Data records
>> START

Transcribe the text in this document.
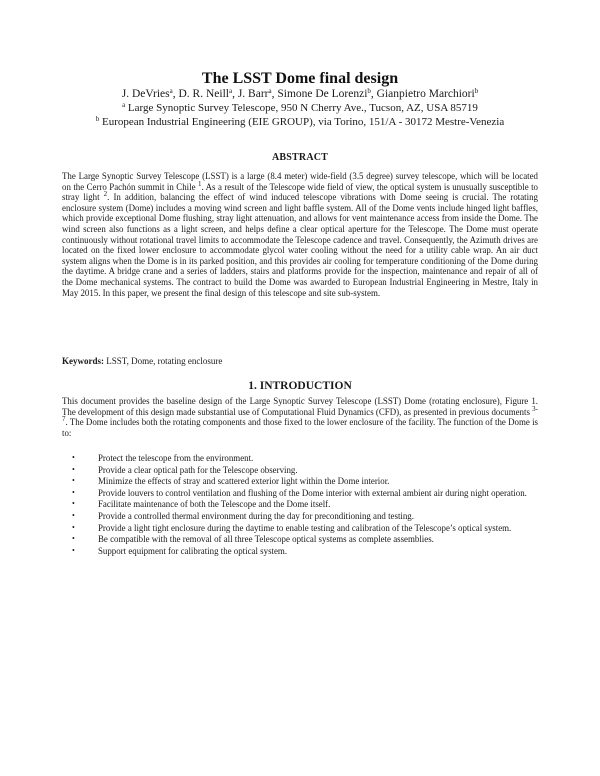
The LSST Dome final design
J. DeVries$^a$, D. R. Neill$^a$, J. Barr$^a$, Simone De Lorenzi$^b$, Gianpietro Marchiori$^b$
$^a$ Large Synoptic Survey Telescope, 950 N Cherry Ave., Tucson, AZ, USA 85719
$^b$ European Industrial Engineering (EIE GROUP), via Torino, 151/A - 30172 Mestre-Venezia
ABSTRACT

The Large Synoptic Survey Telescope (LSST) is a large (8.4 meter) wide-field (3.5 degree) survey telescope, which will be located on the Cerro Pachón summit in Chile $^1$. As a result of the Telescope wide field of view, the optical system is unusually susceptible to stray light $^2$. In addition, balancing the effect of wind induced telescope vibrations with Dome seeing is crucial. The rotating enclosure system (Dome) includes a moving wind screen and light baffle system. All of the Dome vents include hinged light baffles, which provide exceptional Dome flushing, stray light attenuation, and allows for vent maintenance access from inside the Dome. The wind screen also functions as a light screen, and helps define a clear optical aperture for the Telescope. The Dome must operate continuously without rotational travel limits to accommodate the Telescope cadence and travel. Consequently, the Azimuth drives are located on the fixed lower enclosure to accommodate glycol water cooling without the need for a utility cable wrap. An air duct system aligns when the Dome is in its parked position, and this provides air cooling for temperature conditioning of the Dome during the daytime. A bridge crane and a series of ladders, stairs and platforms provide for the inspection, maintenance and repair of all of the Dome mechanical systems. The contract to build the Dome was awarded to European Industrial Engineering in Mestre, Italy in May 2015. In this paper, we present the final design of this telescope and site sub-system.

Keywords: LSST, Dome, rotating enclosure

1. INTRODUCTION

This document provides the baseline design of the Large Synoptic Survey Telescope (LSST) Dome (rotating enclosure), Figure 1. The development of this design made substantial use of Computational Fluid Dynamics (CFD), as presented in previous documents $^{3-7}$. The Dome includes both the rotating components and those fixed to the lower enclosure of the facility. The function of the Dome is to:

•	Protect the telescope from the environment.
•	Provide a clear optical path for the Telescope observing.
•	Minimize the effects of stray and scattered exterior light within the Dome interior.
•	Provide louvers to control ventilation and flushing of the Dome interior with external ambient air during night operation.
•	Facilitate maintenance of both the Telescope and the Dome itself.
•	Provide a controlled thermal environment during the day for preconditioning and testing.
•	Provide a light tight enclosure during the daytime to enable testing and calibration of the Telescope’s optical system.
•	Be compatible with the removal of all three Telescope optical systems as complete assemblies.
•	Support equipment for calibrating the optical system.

>> END
>> START

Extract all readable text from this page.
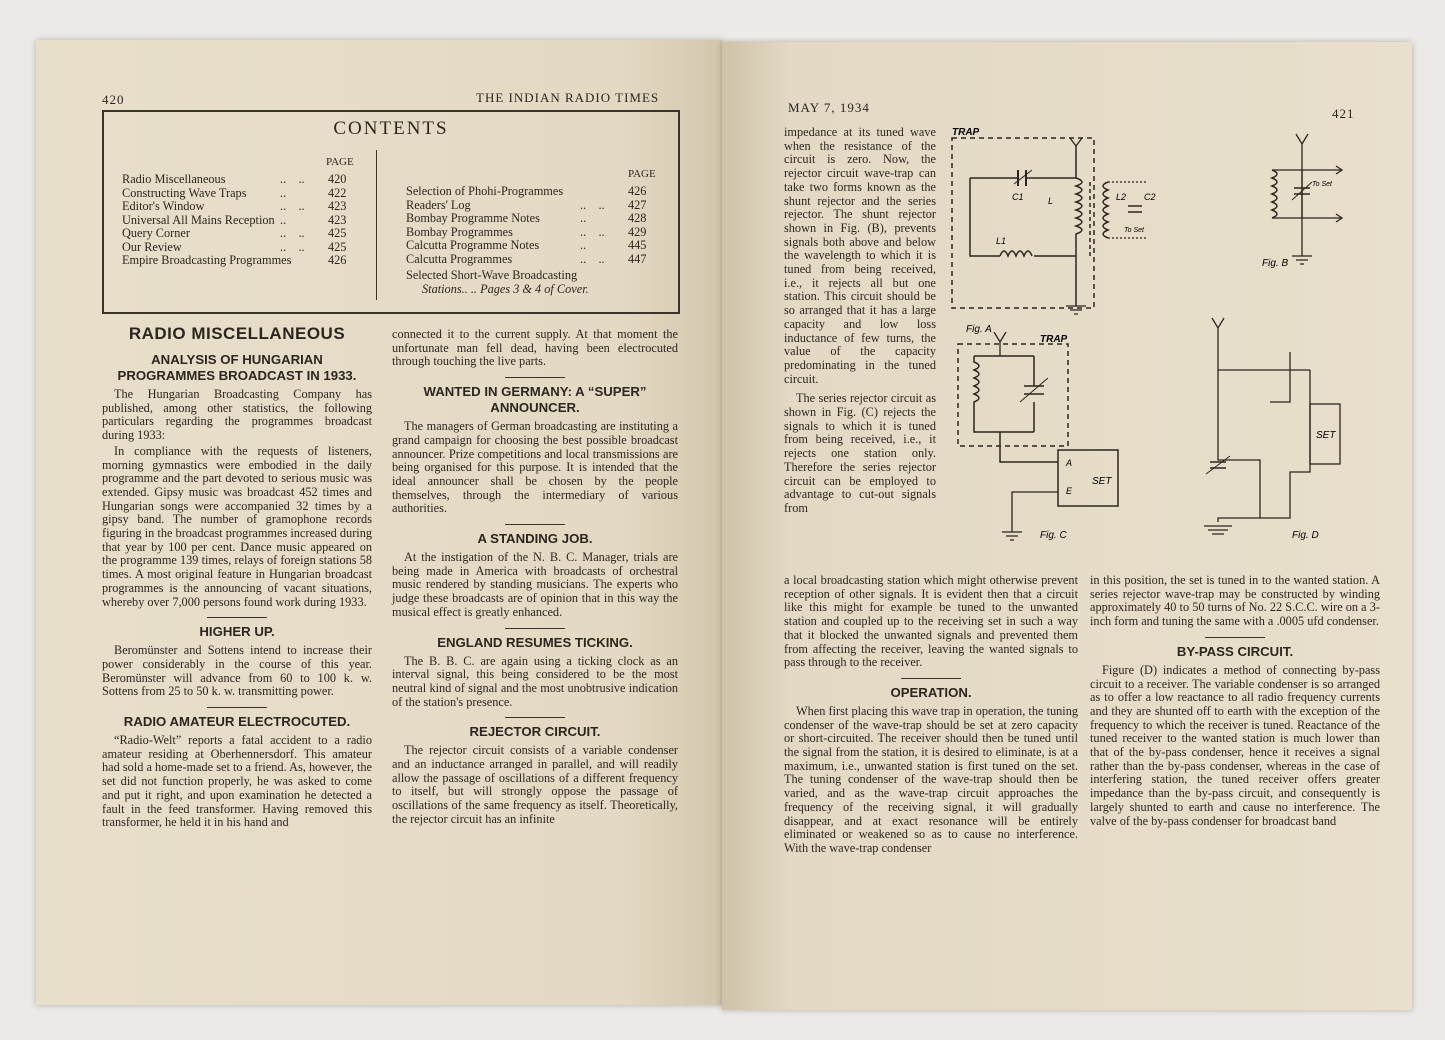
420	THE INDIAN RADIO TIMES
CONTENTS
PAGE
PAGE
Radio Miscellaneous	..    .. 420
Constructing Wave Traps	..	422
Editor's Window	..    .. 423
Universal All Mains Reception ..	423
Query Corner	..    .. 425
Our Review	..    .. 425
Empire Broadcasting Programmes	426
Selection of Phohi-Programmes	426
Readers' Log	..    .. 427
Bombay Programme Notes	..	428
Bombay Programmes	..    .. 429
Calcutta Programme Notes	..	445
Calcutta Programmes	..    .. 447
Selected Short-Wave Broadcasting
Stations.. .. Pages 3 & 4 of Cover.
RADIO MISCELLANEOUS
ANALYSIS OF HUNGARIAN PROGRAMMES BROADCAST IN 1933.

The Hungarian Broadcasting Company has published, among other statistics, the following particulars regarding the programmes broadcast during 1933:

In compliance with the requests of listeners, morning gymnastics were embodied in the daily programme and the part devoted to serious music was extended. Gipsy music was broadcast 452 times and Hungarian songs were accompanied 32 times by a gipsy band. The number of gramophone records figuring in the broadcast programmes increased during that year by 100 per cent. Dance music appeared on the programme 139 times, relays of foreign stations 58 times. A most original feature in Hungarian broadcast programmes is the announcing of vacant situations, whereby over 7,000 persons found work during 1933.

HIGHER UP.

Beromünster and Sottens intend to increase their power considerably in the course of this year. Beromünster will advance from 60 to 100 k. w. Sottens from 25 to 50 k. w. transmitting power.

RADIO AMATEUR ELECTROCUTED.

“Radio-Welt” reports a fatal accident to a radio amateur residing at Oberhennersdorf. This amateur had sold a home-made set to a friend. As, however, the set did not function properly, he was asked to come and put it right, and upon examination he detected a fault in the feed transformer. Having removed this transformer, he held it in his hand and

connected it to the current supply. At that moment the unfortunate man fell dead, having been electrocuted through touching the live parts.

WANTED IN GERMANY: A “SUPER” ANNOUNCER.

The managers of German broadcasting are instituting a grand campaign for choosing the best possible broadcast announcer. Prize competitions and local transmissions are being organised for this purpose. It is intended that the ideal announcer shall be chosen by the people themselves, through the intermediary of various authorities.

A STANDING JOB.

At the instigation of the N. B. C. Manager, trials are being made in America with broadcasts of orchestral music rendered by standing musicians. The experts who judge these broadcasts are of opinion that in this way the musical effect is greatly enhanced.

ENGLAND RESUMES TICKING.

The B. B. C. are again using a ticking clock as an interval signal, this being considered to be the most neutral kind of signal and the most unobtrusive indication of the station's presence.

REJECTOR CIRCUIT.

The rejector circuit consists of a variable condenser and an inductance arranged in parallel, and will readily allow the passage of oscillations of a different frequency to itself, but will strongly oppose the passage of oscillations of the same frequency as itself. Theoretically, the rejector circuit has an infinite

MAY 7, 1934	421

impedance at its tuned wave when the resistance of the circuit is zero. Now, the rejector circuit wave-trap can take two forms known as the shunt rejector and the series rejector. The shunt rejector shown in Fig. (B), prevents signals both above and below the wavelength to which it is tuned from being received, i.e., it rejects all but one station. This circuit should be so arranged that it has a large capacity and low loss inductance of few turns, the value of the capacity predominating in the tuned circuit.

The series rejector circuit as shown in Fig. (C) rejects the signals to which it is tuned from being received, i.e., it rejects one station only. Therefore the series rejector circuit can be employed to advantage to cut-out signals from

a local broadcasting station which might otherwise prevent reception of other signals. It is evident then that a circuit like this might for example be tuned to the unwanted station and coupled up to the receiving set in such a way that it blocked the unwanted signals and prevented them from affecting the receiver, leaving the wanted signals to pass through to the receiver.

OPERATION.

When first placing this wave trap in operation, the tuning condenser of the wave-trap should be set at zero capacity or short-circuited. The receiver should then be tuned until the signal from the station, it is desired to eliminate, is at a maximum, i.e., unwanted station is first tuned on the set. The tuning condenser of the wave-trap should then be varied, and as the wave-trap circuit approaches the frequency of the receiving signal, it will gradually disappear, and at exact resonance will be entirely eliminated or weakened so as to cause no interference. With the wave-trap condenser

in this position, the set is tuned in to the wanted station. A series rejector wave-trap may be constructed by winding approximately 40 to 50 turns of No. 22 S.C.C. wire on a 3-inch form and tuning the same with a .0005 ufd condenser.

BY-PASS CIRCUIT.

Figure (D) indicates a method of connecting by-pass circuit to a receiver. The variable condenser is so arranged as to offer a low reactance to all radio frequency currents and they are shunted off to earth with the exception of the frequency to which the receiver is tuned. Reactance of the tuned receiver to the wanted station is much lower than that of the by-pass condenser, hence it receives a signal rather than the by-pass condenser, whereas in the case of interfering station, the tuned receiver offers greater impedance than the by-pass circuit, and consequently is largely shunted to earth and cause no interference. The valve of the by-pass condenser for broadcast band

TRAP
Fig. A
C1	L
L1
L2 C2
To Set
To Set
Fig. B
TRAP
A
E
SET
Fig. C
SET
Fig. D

>> END

**DIRECTIVE:** Show each line holding the word "Calcutta".

**TASK RESPONSE:**
Calcutta Programme Notes	..	445
Calcutta Programmes	..    .. 447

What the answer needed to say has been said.